[Stored data]

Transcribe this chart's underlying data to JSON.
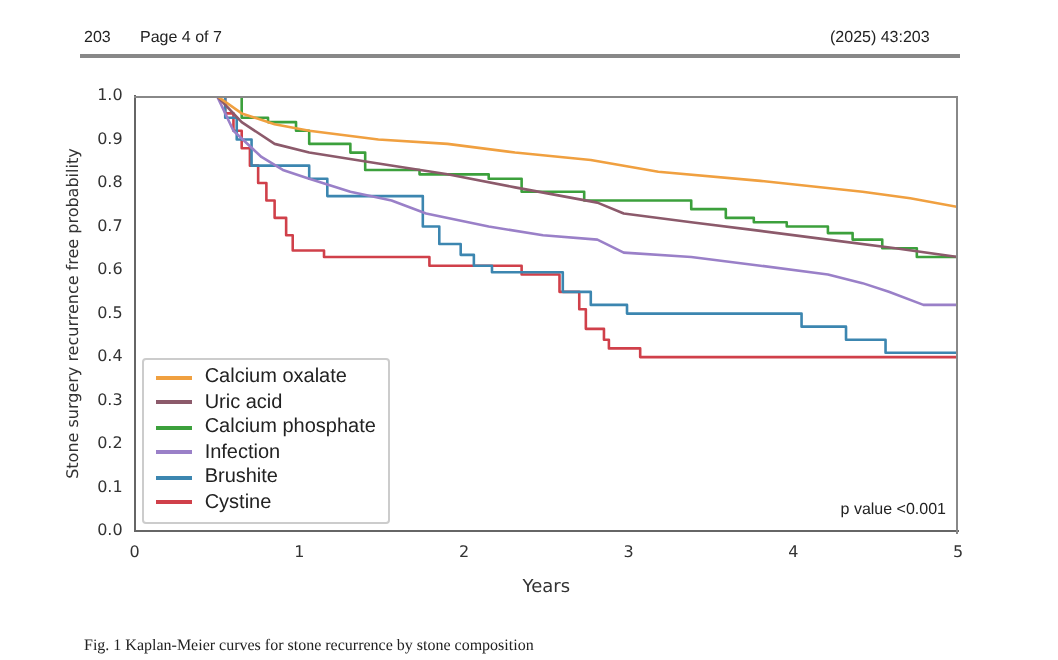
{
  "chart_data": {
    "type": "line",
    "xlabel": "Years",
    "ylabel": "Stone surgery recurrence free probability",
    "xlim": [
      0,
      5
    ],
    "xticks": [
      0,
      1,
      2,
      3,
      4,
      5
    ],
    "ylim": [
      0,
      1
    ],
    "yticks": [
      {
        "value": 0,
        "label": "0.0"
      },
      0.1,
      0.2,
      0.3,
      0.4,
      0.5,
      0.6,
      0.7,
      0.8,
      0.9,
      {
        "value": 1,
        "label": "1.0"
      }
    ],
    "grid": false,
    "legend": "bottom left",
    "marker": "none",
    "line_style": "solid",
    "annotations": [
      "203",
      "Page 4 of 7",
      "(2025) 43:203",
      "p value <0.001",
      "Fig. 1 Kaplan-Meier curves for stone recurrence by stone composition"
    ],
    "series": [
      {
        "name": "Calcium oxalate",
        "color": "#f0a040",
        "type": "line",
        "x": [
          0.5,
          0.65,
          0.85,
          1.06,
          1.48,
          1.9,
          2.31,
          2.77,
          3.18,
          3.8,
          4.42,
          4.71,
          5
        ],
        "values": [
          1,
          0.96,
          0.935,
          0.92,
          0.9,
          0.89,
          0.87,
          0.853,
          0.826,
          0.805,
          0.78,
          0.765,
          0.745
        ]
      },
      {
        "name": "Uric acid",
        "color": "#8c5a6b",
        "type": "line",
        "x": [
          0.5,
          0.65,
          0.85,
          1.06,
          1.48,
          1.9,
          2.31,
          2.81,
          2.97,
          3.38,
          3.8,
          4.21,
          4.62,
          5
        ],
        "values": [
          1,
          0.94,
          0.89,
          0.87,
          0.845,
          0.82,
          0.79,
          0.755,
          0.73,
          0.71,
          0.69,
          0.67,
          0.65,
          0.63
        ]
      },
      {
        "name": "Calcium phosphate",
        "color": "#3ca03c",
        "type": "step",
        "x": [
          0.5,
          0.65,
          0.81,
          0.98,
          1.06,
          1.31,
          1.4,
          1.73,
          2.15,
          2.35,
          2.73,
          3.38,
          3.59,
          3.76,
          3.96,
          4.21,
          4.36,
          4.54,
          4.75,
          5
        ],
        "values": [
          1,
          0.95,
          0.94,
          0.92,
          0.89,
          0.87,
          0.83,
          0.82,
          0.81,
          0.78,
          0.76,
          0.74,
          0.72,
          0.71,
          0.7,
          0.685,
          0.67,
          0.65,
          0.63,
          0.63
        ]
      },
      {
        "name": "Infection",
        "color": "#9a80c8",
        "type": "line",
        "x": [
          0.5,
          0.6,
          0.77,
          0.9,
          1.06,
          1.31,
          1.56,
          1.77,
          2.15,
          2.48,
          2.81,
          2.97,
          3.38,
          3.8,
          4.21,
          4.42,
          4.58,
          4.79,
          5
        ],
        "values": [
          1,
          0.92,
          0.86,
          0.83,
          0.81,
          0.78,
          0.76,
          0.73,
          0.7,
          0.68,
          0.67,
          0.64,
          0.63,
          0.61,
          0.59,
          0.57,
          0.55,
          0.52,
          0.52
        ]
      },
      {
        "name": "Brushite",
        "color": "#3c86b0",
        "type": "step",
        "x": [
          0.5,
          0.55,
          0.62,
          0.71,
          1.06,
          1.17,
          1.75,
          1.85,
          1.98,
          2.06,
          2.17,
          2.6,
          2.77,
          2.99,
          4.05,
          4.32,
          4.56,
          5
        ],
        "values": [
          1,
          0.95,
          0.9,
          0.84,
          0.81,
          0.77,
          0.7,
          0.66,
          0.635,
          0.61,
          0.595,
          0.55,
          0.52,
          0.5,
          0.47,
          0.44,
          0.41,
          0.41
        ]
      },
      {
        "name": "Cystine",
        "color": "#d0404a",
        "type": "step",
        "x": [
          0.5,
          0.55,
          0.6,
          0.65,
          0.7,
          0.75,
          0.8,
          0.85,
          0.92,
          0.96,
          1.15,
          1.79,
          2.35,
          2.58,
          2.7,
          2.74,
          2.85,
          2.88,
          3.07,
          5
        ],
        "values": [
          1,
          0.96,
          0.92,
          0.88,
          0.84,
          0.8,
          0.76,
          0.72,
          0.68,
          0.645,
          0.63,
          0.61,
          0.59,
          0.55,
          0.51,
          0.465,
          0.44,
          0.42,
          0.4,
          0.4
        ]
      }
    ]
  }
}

# Aim
Go through the entries above and print each one exactly, minus the pictures.

# Complete response
Transcribe this chart's underlying data to JSON.
{
  "chart_data": {
    "type": "line",
    "xlabel": "Years",
    "ylabel": "Stone surgery recurrence free probability",
    "xlim": [
      0,
      5
    ],
    "xticks": [
      0,
      1,
      2,
      3,
      4,
      5
    ],
    "ylim": [
      0,
      1
    ],
    "yticks": [
      {
        "value": 0,
        "label": "0.0"
      },
      0.1,
      0.2,
      0.3,
      0.4,
      0.5,
      0.6,
      0.7,
      0.8,
      0.9,
      {
        "value": 1,
        "label": "1.0"
      }
    ],
    "grid": false,
    "legend": "bottom left",
    "marker": "none",
    "line_style": "solid",
    "annotations": [
      "203",
      "Page 4 of 7",
      "(2025) 43:203",
      "p value <0.001",
      "Fig. 1 Kaplan-Meier curves for stone recurrence by stone composition"
    ],
    "series": [
      {
        "name": "Calcium oxalate",
        "color": "#f0a040",
        "type": "line",
        "x": [
          0.5,
          0.65,
          0.85,
          1.06,
          1.48,
          1.9,
          2.31,
          2.77,
          3.18,
          3.8,
          4.42,
          4.71,
          5
        ],
        "values": [
          1,
          0.96,
          0.935,
          0.92,
          0.9,
          0.89,
          0.87,
          0.853,
          0.826,
          0.805,
          0.78,
          0.765,
          0.745
        ]
      },
      {
        "name": "Uric acid",
        "color": "#8c5a6b",
        "type": "line",
        "x": [
          0.5,
          0.65,
          0.85,
          1.06,
          1.48,
          1.9,
          2.31,
          2.81,
          2.97,
          3.38,
          3.8,
          4.21,
          4.62,
          5
        ],
        "values": [
          1,
          0.94,
          0.89,
          0.87,
          0.845,
          0.82,
          0.79,
          0.755,
          0.73,
          0.71,
          0.69,
          0.67,
          0.65,
          0.63
        ]
      },
      {
        "name": "Calcium phosphate",
        "color": "#3ca03c",
        "type": "step",
        "x": [
          0.5,
          0.65,
          0.81,
          0.98,
          1.06,
          1.31,
          1.4,
          1.73,
          2.15,
          2.35,
          2.73,
          3.38,
          3.59,
          3.76,
          3.96,
          4.21,
          4.36,
          4.54,
          4.75,
          5
        ],
        "values": [
          1,
          0.95,
          0.94,
          0.92,
          0.89,
          0.87,
          0.83,
          0.82,
          0.81,
          0.78,
          0.76,
          0.74,
          0.72,
          0.71,
          0.7,
          0.685,
          0.67,
          0.65,
          0.63,
          0.63
        ]
      },
      {
        "name": "Infection",
        "color": "#9a80c8",
        "type": "line",
        "x": [
          0.5,
          0.6,
          0.77,
          0.9,
          1.06,
          1.31,
          1.56,
          1.77,
          2.15,
          2.48,
          2.81,
          2.97,
          3.38,
          3.8,
          4.21,
          4.42,
          4.58,
          4.79,
          5
        ],
        "values": [
          1,
          0.92,
          0.86,
          0.83,
          0.81,
          0.78,
          0.76,
          0.73,
          0.7,
          0.68,
          0.67,
          0.64,
          0.63,
          0.61,
          0.59,
          0.57,
          0.55,
          0.52,
          0.52
        ]
      },
      {
        "name": "Brushite",
        "color": "#3c86b0",
        "type": "step",
        "x": [
          0.5,
          0.55,
          0.62,
          0.71,
          1.06,
          1.17,
          1.75,
          1.85,
          1.98,
          2.06,
          2.17,
          2.6,
          2.77,
          2.99,
          4.05,
          4.32,
          4.56,
          5
        ],
        "values": [
          1,
          0.95,
          0.9,
          0.84,
          0.81,
          0.77,
          0.7,
          0.66,
          0.635,
          0.61,
          0.595,
          0.55,
          0.52,
          0.5,
          0.47,
          0.44,
          0.41,
          0.41
        ]
      },
      {
        "name": "Cystine",
        "color": "#d0404a",
        "type": "step",
        "x": [
          0.5,
          0.55,
          0.6,
          0.65,
          0.7,
          0.75,
          0.8,
          0.85,
          0.92,
          0.96,
          1.15,
          1.79,
          2.35,
          2.58,
          2.7,
          2.74,
          2.85,
          2.88,
          3.07,
          5
        ],
        "values": [
          1,
          0.96,
          0.92,
          0.88,
          0.84,
          0.8,
          0.76,
          0.72,
          0.68,
          0.645,
          0.63,
          0.61,
          0.59,
          0.55,
          0.51,
          0.465,
          0.44,
          0.42,
          0.4,
          0.4
        ]
      }
    ]
  }
}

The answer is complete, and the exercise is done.